_Dataset records_:

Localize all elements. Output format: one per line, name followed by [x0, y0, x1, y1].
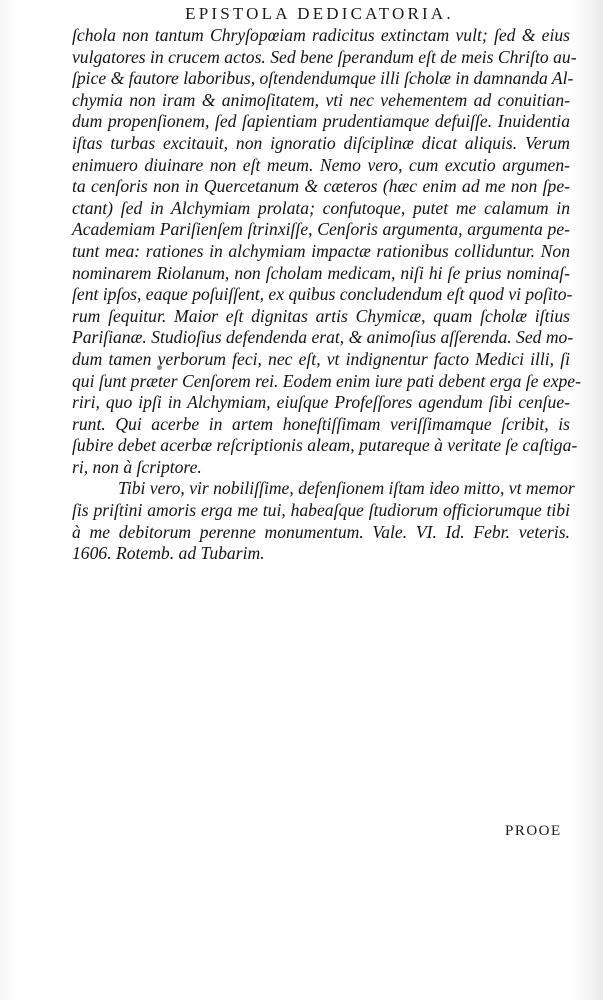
dedicatory-epistle-text: ſchola non tantum Chryſopœiam radicitus … — [72, 25, 570, 565]
text-line: ſent ipſos, eaque poſuiſſent, ex quibus … — [72, 284, 570, 306]
text-line: nominarem Riolanum, non ſcholam medicam,… — [72, 263, 570, 285]
text-line: ſis priſtini amoris erga me tui, habeaſq… — [72, 500, 570, 522]
text-line: qui ſunt præter Cenſorem rei. Eodem enim… — [72, 371, 570, 393]
text-line: runt. Qui acerbe in artem honeſtiſſimam … — [72, 414, 570, 436]
text-line: chymia non iram & animoſitatem, vti nec … — [72, 90, 570, 112]
text-line: rum ſequitur. Maior eſt dignitas artis C… — [72, 306, 570, 328]
ink-speck — [157, 365, 162, 370]
text-line: ri, non à ſcriptore. — [72, 457, 570, 479]
text-line: ctant) ſed in Alchymiam prolata; confuto… — [72, 198, 570, 220]
text-line: enimuero diuinare non eſt meum. Nemo ver… — [72, 155, 570, 177]
text-line: Pariſianæ. Studioſius defendenda erat, &… — [72, 327, 570, 349]
text-line-paragraph-start: Tibi vero, vir nobiliſſime, defenſionem … — [72, 478, 570, 500]
text-line: tunt mea: rationes in alchymiam impactæ … — [72, 241, 570, 263]
text-line: ſpice & fautore laboribus, oſtendendumqu… — [72, 68, 570, 90]
text-line: iſtas turbas excitauit, non ignoratio di… — [72, 133, 570, 155]
text-line: Academiam Pariſienſem ſtrinxiſſe, Cenſor… — [72, 219, 570, 241]
running-head: EPISTOLA DEDICATORIA. — [0, 4, 603, 24]
text-line-date: 1606. Rotemb. ad Tubarim. — [72, 543, 570, 565]
text-line: dum propenſionem, ſed ſapientiam prudent… — [72, 111, 570, 133]
text-line: ta cenſoris non in Quercetanum & cæteros… — [72, 176, 570, 198]
text-line: à me debitorum perenne monumentum. Vale.… — [72, 522, 570, 544]
text-line: dum tamen verborum feci, nec eſt, vt ind… — [72, 349, 570, 371]
catchword: PROOE — [505, 823, 562, 840]
text-line: ſchola non tantum Chryſopœiam radicitus … — [72, 25, 570, 47]
book-page: EPISTOLA DEDICATORIA. ſchola non tantum … — [0, 0, 603, 1000]
text-line: ſubire debet acerbæ reſcriptionis aleam,… — [72, 435, 570, 457]
text-line: riri, quo ipſi in Alchymiam, eiuſque Pro… — [72, 392, 570, 414]
text-line: vulgatores in crucem actos. Sed bene ſpe… — [72, 47, 570, 69]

_Goal_:
Return every line of the listing above word for word, leaving out the picture.

_Task solution_:
Localize all elements. Output format: one per line, name followed by [x0, y0, x1, y1].
dedicatory-epistle-text: ſchola non tantum Chryſopœiam radicitus … — [72, 25, 570, 565]
text-line: ſent ipſos, eaque poſuiſſent, ex quibus … — [72, 284, 570, 306]
text-line: nominarem Riolanum, non ſcholam medicam,… — [72, 263, 570, 285]
text-line: ſis priſtini amoris erga me tui, habeaſq… — [72, 500, 570, 522]
text-line: qui ſunt præter Cenſorem rei. Eodem enim… — [72, 371, 570, 393]
text-line: runt. Qui acerbe in artem honeſtiſſimam … — [72, 414, 570, 436]
text-line: chymia non iram & animoſitatem, vti nec … — [72, 90, 570, 112]
text-line: rum ſequitur. Maior eſt dignitas artis C… — [72, 306, 570, 328]
ink-speck — [157, 365, 162, 370]
text-line: ri, non à ſcriptore. — [72, 457, 570, 479]
text-line: ctant) ſed in Alchymiam prolata; confuto… — [72, 198, 570, 220]
text-line: enimuero diuinare non eſt meum. Nemo ver… — [72, 155, 570, 177]
text-line: Pariſianæ. Studioſius defendenda erat, &… — [72, 327, 570, 349]
text-line-paragraph-start: Tibi vero, vir nobiliſſime, defenſionem … — [72, 478, 570, 500]
text-line: tunt mea: rationes in alchymiam impactæ … — [72, 241, 570, 263]
text-line: ſpice & fautore laboribus, oſtendendumqu… — [72, 68, 570, 90]
text-line: iſtas turbas excitauit, non ignoratio di… — [72, 133, 570, 155]
text-line: Academiam Pariſienſem ſtrinxiſſe, Cenſor… — [72, 219, 570, 241]
running-head: EPISTOLA DEDICATORIA. — [0, 4, 603, 24]
text-line-date: 1606. Rotemb. ad Tubarim. — [72, 543, 570, 565]
text-line: dum propenſionem, ſed ſapientiam prudent… — [72, 111, 570, 133]
text-line: ta cenſoris non in Quercetanum & cæteros… — [72, 176, 570, 198]
text-line: à me debitorum perenne monumentum. Vale.… — [72, 522, 570, 544]
text-line: dum tamen verborum feci, nec eſt, vt ind… — [72, 349, 570, 371]
catchword: PROOE — [505, 823, 562, 840]
text-line: ſchola non tantum Chryſopœiam radicitus … — [72, 25, 570, 47]
book-page: EPISTOLA DEDICATORIA. ſchola non tantum … — [0, 0, 603, 1000]
text-line: ſubire debet acerbæ reſcriptionis aleam,… — [72, 435, 570, 457]
text-line: riri, quo ipſi in Alchymiam, eiuſque Pro… — [72, 392, 570, 414]
text-line: vulgatores in crucem actos. Sed bene ſpe… — [72, 47, 570, 69]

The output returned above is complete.